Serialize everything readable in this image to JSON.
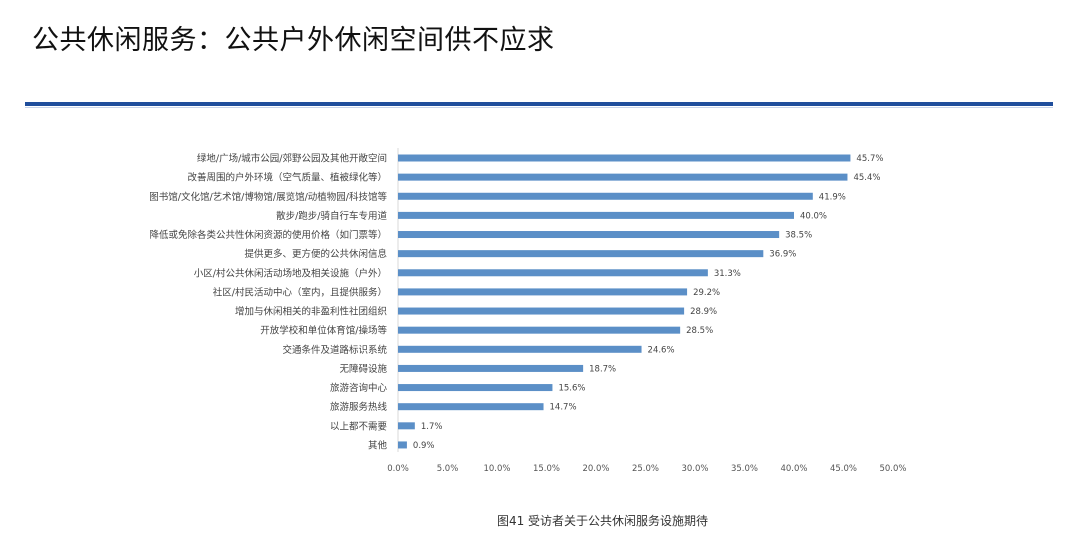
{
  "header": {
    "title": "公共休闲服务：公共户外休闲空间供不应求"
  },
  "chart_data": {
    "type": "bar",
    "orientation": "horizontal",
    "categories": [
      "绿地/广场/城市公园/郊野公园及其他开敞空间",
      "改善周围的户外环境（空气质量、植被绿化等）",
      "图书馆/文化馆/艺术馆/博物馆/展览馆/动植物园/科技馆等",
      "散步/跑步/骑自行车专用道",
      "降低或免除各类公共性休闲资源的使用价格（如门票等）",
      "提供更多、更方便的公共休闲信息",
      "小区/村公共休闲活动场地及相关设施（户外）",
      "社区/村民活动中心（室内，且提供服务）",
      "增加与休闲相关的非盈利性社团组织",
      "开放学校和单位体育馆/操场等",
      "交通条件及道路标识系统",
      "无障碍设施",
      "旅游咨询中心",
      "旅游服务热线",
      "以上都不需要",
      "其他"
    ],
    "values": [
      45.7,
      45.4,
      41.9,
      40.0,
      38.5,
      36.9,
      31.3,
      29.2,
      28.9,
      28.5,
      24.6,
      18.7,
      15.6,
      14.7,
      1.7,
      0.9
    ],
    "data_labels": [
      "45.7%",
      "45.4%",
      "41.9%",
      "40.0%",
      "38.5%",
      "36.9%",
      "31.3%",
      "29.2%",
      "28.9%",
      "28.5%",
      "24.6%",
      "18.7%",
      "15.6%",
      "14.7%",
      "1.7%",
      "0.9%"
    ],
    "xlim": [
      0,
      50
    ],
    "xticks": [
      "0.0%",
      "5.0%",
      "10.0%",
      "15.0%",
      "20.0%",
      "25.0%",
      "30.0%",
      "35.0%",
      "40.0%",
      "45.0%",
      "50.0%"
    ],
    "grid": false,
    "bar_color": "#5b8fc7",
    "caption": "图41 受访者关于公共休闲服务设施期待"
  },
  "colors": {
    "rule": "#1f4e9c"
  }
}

* * *

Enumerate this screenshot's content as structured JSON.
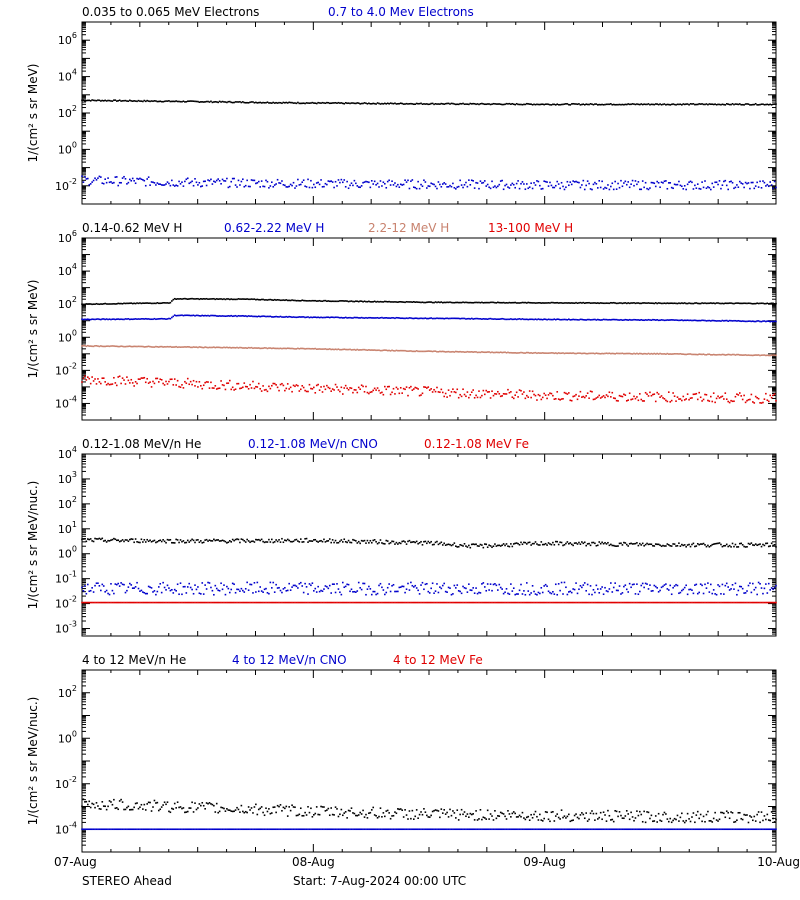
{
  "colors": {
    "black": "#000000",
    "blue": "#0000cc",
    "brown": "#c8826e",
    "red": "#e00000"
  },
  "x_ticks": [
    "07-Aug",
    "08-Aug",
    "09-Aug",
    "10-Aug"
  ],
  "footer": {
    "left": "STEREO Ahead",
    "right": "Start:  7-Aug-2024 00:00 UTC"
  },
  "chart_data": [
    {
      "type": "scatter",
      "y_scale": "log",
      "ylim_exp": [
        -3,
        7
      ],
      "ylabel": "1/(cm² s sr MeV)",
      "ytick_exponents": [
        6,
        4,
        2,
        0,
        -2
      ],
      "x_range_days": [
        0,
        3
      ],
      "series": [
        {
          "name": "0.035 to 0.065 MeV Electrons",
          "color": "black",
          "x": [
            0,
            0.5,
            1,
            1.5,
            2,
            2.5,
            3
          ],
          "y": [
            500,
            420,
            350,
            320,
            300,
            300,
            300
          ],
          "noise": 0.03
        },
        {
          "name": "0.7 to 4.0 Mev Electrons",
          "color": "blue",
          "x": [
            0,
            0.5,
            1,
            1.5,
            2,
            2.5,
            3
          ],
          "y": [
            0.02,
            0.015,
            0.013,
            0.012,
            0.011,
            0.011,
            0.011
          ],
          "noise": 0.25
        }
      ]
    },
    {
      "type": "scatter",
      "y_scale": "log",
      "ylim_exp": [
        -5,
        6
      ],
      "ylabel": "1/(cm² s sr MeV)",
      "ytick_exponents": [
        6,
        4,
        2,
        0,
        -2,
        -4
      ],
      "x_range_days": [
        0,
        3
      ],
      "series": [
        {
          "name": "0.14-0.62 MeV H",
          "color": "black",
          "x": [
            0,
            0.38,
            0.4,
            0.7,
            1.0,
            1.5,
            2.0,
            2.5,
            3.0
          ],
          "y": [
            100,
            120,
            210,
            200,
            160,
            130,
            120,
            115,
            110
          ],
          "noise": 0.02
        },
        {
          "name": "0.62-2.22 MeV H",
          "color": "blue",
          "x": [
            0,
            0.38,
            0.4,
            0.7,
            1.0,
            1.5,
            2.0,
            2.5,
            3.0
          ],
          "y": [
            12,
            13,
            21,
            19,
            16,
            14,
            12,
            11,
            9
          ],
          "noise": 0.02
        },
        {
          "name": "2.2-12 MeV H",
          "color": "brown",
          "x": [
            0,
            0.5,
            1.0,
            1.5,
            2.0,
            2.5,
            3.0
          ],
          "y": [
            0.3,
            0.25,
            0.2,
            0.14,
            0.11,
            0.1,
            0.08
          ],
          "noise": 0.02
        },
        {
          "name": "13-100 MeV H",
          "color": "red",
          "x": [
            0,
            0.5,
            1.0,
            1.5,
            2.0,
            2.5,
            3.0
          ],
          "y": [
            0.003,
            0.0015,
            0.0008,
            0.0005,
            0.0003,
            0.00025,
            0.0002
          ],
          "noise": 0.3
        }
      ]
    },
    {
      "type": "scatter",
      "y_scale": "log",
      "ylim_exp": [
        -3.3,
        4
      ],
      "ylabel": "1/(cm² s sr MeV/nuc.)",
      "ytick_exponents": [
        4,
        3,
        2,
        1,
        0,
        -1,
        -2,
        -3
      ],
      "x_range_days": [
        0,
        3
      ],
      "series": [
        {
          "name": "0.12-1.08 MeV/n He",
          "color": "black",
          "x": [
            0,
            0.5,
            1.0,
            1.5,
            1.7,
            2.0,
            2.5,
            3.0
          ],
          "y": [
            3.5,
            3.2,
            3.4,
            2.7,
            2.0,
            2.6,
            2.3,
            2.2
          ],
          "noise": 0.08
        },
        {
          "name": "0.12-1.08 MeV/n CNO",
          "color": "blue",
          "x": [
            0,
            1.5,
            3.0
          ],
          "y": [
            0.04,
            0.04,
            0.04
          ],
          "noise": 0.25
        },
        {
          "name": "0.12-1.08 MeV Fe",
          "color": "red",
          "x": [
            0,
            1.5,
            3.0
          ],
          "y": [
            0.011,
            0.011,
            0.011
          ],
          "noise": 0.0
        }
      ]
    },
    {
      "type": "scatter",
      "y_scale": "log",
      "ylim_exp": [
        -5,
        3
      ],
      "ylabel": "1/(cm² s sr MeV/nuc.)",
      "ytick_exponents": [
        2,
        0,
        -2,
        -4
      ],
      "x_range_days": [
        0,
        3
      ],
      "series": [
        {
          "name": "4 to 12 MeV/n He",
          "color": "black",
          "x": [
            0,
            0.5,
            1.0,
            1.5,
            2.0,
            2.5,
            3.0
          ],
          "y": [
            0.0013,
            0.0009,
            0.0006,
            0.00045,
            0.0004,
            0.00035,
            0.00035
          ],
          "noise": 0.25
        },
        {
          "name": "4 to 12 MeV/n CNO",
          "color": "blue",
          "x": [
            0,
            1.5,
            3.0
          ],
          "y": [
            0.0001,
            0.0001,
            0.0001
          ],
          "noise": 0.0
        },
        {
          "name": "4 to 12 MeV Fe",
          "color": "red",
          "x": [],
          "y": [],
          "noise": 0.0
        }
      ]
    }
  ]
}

STATED PROBLEM
Search the listing for the string "JSON". Copy each line where it turns up.

SOLUTION
Serialize everything readable in this image to JSON.
Enumerate this screenshot's content as structured JSON.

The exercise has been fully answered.